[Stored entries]
----

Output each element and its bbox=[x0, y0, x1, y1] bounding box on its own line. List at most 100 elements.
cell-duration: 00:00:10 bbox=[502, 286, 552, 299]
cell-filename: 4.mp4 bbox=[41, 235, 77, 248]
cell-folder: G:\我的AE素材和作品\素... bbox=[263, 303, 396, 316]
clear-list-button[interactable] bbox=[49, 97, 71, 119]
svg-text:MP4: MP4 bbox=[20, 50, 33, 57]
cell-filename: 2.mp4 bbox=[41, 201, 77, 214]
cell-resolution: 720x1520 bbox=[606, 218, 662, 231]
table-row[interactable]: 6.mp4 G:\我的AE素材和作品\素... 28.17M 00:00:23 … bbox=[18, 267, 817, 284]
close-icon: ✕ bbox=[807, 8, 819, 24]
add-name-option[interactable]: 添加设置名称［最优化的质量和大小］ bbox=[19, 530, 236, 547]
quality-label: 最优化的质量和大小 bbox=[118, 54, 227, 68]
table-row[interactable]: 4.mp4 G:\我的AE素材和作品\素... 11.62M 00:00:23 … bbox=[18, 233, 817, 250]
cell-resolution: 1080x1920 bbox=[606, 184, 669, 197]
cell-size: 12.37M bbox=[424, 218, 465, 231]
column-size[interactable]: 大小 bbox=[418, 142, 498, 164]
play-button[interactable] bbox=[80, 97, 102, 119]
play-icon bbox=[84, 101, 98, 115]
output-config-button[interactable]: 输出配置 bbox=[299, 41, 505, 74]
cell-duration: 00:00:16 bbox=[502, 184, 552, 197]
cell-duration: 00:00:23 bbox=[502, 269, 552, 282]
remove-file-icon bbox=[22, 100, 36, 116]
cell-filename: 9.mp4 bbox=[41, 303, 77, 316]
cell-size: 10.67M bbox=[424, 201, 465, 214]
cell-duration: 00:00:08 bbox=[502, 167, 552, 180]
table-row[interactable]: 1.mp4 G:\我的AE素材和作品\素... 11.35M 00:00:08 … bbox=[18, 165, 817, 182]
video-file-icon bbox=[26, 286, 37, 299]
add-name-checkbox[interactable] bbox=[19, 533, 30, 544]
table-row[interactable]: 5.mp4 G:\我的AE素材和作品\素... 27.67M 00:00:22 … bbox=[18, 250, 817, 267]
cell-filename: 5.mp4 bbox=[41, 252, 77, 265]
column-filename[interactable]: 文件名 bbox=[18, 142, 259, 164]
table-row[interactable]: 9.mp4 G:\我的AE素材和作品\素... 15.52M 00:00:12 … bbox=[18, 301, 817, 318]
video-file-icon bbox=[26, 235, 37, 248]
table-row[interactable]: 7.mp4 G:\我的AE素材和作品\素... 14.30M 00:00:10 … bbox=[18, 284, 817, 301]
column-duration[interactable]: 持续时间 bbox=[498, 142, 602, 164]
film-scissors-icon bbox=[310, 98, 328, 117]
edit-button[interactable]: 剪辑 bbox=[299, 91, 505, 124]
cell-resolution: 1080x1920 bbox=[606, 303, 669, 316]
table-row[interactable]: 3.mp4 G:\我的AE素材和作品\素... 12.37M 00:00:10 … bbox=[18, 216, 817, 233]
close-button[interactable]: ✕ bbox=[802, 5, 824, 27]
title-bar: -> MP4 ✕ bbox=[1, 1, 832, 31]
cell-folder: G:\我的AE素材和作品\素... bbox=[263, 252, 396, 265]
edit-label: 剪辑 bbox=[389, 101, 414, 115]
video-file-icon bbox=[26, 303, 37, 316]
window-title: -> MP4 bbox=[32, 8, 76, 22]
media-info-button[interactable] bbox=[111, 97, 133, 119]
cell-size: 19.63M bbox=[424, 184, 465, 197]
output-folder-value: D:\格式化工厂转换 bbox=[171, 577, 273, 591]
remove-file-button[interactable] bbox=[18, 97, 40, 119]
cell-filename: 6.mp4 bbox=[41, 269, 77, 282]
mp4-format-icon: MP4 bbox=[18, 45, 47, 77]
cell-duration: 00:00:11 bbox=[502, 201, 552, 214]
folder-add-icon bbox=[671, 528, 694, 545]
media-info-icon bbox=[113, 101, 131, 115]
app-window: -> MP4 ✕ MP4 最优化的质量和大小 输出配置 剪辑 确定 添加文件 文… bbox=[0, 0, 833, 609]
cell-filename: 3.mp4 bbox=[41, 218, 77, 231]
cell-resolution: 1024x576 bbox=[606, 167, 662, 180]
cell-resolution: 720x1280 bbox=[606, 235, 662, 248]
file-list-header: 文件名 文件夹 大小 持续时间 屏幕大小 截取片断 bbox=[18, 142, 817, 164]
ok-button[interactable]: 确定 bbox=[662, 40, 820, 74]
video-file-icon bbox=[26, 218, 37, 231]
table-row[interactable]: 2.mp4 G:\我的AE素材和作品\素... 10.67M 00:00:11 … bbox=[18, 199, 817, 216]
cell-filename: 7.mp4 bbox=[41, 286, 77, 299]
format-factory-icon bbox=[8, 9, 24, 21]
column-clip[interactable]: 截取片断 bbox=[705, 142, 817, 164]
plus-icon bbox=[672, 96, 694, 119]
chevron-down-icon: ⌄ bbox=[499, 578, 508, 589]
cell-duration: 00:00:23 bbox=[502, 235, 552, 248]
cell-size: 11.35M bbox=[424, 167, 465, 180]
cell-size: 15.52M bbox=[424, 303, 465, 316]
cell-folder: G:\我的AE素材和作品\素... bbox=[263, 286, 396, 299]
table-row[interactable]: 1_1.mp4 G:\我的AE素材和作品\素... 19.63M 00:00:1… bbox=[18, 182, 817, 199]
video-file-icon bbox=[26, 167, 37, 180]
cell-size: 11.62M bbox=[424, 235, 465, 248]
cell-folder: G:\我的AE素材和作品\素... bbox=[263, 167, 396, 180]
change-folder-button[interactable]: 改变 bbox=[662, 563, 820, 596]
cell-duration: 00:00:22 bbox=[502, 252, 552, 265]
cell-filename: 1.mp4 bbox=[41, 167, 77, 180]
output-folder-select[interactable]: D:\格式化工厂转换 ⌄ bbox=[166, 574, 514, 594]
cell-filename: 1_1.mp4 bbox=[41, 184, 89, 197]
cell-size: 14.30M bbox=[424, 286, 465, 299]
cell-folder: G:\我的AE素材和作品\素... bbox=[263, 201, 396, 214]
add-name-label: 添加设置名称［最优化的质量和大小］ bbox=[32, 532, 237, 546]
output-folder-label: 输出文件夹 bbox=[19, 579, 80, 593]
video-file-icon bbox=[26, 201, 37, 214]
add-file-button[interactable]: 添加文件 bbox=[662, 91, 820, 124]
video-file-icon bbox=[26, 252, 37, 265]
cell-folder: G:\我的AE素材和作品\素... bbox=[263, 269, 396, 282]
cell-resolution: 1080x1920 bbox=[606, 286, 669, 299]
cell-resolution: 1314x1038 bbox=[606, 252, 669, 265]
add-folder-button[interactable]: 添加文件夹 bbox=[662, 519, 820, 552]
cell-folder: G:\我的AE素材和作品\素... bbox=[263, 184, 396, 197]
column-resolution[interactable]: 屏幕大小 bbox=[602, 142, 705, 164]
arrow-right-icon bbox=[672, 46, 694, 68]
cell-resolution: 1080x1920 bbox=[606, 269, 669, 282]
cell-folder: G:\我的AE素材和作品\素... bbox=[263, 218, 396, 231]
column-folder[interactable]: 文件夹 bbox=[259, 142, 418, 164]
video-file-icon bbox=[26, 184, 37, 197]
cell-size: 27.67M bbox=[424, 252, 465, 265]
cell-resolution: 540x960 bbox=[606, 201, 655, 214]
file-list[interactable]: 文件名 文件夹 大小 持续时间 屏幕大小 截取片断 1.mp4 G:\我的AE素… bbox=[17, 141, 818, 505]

----

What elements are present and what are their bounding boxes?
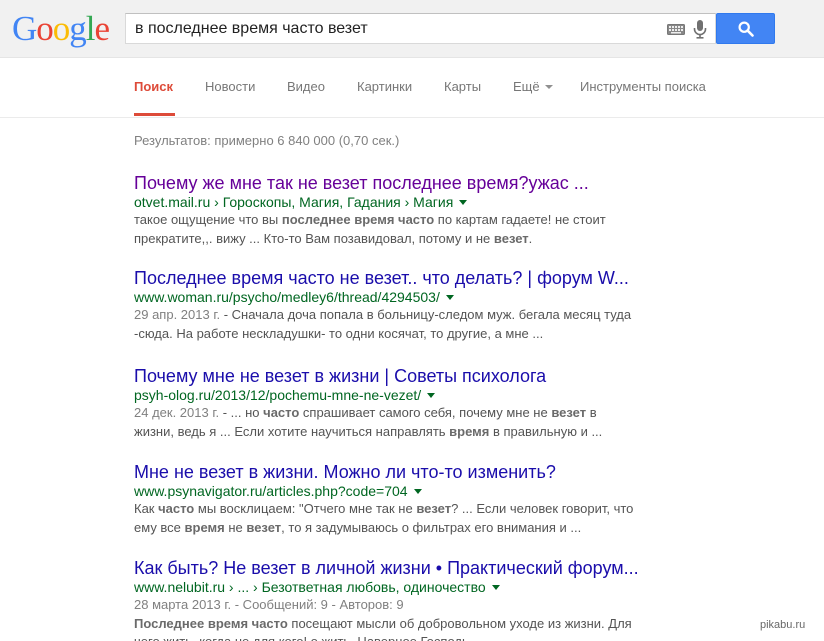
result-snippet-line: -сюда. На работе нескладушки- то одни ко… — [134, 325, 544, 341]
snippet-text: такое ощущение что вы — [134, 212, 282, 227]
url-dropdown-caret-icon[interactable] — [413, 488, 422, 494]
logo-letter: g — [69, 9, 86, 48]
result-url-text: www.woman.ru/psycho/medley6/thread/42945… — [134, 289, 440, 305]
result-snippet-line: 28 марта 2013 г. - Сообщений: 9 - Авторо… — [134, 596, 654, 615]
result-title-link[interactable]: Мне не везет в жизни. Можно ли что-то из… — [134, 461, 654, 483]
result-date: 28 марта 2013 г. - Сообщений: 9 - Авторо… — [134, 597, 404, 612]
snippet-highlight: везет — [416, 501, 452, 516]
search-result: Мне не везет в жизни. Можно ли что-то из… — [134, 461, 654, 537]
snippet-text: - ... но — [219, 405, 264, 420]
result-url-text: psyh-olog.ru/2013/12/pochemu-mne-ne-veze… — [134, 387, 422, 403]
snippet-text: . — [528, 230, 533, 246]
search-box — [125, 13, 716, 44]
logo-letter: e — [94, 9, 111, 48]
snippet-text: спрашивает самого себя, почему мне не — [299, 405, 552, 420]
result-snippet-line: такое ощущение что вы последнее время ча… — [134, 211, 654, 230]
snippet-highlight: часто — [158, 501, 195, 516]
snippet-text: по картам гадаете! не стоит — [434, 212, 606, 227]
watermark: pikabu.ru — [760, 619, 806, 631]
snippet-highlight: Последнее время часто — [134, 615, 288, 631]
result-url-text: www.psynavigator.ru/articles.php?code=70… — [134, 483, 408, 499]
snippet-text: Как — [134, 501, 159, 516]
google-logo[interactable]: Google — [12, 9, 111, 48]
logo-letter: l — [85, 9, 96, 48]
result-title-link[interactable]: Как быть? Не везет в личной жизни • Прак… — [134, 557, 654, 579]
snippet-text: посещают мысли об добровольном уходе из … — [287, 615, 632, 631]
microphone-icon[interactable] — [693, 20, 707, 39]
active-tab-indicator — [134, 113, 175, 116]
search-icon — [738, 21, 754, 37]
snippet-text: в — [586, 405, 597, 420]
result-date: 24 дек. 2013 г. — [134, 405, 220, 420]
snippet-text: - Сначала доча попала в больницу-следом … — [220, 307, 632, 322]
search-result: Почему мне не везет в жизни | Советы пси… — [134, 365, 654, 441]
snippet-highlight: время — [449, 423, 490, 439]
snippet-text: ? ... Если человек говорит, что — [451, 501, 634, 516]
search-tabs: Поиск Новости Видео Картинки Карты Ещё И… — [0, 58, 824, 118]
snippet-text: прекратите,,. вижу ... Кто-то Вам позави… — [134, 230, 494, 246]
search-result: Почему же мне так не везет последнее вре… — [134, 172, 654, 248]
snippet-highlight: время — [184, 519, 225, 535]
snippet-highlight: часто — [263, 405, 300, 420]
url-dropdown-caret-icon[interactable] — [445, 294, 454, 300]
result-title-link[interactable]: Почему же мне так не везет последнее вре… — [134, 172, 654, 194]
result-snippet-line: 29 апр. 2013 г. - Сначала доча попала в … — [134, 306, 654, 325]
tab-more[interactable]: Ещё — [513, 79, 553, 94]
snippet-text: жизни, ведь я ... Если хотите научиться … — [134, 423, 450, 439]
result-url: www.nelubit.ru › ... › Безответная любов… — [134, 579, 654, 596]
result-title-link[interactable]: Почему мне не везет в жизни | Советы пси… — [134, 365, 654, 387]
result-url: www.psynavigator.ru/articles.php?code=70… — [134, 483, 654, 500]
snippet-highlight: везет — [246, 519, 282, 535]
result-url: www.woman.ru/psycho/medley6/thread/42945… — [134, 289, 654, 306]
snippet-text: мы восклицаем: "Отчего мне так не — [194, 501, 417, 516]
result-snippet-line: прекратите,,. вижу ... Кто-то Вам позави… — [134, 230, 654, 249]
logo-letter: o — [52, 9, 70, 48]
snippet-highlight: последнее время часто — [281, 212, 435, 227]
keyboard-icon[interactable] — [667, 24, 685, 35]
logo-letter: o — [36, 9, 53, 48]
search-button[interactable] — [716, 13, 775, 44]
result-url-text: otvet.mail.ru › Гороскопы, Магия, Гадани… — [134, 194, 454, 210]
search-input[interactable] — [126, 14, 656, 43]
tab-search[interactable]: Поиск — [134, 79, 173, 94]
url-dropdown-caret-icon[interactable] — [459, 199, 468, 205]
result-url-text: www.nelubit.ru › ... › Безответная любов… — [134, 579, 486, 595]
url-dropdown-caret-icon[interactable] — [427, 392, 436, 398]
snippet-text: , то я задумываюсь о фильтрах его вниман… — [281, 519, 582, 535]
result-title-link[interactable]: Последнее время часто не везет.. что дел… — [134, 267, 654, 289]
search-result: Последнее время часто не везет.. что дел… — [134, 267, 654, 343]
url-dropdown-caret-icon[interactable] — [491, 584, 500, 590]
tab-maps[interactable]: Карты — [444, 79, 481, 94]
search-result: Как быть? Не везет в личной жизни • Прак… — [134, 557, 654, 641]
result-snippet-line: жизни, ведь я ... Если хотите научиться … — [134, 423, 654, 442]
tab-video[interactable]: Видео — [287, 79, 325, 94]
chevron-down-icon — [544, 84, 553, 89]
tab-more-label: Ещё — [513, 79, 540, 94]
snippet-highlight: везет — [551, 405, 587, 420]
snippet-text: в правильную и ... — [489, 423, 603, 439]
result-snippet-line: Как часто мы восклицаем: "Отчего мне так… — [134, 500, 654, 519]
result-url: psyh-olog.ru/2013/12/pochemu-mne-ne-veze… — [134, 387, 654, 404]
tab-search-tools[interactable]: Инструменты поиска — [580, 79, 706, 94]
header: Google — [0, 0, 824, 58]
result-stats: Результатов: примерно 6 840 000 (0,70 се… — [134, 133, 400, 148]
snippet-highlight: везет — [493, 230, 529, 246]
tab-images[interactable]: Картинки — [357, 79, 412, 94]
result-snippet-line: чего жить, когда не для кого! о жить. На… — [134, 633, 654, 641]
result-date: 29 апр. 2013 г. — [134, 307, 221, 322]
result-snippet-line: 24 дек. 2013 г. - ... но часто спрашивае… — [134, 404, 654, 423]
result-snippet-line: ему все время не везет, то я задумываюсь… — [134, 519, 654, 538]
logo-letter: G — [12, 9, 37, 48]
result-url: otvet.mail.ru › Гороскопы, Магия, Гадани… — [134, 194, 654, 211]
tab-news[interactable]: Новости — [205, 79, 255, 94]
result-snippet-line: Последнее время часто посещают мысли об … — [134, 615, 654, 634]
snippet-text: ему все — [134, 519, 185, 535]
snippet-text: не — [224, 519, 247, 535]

----

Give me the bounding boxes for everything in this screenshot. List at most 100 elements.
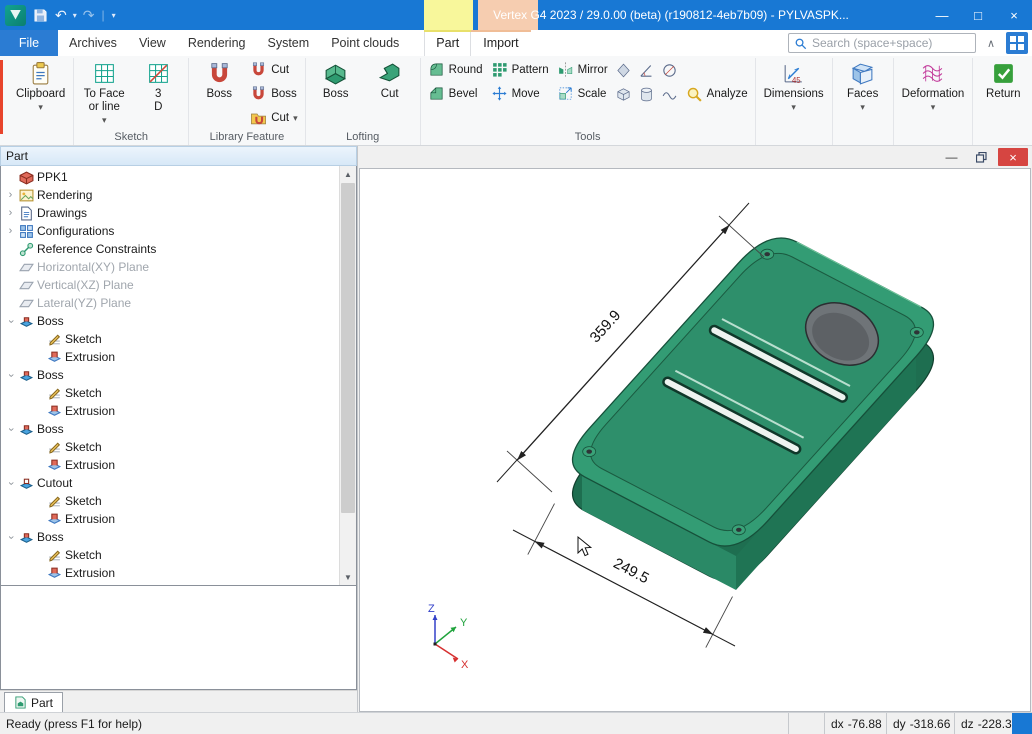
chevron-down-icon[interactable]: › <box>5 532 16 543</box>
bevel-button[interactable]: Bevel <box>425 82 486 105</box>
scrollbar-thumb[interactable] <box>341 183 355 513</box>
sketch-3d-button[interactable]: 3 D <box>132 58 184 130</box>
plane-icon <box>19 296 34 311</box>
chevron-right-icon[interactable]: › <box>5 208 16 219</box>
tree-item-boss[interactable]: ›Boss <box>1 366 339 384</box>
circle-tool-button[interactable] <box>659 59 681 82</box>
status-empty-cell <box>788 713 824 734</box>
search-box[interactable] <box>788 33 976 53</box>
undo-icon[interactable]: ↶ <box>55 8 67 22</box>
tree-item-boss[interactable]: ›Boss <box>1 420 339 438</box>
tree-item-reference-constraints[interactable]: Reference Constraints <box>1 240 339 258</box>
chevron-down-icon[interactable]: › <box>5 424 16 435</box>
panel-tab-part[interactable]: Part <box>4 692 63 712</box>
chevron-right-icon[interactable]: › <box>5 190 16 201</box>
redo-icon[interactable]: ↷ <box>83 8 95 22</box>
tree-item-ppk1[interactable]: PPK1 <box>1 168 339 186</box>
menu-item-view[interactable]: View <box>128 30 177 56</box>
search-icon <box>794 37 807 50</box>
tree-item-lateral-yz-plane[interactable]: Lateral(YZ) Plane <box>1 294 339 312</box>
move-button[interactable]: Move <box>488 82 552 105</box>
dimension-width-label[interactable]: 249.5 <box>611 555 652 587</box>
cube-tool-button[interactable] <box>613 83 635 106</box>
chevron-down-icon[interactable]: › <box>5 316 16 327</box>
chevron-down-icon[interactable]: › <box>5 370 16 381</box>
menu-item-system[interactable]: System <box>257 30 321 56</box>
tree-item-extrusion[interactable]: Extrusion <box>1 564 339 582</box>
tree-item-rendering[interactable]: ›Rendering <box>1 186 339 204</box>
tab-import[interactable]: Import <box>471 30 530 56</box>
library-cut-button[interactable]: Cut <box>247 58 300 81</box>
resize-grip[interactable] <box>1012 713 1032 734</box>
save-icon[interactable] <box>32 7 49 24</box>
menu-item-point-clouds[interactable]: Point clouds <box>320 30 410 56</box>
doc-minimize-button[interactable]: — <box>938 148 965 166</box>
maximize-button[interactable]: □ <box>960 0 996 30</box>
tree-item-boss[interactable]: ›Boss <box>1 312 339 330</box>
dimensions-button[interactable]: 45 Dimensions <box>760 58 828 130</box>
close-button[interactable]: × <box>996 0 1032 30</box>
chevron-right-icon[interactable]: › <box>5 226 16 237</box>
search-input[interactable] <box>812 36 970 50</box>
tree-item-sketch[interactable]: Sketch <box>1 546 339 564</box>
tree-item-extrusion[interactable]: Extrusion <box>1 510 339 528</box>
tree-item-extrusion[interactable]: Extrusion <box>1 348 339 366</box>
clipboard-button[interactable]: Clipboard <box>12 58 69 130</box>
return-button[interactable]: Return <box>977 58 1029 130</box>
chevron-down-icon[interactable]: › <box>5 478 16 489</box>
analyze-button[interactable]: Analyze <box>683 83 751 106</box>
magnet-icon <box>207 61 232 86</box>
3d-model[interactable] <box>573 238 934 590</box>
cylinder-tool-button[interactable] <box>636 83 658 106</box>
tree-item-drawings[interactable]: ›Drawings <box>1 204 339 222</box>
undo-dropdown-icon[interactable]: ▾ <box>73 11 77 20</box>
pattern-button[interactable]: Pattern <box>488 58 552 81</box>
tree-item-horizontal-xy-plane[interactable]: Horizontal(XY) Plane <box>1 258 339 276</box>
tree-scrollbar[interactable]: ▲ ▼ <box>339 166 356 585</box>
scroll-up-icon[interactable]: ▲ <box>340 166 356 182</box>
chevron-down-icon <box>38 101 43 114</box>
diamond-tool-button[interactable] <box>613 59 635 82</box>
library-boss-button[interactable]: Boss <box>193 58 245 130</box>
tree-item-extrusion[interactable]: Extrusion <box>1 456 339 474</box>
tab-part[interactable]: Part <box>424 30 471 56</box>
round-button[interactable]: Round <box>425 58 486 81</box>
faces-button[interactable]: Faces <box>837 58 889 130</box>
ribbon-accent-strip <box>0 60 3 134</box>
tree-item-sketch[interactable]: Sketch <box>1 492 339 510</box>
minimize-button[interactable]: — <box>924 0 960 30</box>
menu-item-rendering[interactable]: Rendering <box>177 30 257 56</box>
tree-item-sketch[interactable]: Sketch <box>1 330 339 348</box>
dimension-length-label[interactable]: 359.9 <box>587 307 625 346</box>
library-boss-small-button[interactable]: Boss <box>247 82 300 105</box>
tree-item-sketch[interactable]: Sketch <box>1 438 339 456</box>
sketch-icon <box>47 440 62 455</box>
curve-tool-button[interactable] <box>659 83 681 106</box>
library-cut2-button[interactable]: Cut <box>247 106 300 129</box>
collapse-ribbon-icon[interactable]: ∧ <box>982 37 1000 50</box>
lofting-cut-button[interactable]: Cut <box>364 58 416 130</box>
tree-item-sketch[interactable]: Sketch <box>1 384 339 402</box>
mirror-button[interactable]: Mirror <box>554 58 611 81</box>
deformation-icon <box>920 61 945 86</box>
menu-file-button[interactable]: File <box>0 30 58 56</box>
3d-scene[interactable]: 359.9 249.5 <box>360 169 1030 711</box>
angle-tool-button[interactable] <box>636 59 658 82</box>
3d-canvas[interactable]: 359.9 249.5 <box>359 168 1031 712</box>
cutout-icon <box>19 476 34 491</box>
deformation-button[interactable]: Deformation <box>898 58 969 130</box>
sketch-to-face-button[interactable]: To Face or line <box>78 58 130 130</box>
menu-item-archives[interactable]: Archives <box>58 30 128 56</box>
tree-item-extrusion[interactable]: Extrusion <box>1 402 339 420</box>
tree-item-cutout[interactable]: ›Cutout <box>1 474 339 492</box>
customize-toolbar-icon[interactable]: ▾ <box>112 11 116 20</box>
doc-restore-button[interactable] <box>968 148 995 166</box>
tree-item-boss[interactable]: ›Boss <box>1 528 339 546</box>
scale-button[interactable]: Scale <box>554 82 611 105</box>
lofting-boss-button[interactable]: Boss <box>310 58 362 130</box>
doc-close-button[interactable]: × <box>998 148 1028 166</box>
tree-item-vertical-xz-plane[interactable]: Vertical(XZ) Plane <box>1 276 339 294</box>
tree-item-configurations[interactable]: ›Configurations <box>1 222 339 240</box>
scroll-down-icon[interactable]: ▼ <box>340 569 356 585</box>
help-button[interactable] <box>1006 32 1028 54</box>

----

◆ **GOAL**
Extract the lines from the one containing "Output each element" to the one containing "quality-label: 最优化的质量和大小 bbox=[118, 54, 227, 68]", and repeat them exactly as they appear.

◆ **RESULT BELOW**
Output each element and its bbox=[x0, y0, x1, y1] bounding box on its own line. List at most 100 elements.
cell-duration: 00:00:10 bbox=[502, 286, 552, 299]
cell-filename: 4.mp4 bbox=[41, 235, 77, 248]
cell-folder: G:\我的AE素材和作品\素... bbox=[263, 303, 396, 316]
clear-list-button[interactable] bbox=[49, 97, 71, 119]
svg-text:MP4: MP4 bbox=[20, 50, 33, 57]
cell-filename: 2.mp4 bbox=[41, 201, 77, 214]
cell-resolution: 720x1520 bbox=[606, 218, 662, 231]
table-row[interactable]: 6.mp4 G:\我的AE素材和作品\素... 28.17M 00:00:23 … bbox=[18, 267, 817, 284]
close-icon: ✕ bbox=[807, 8, 819, 24]
add-name-option[interactable]: 添加设置名称［最优化的质量和大小］ bbox=[19, 530, 236, 547]
quality-label: 最优化的质量和大小 bbox=[118, 54, 227, 68]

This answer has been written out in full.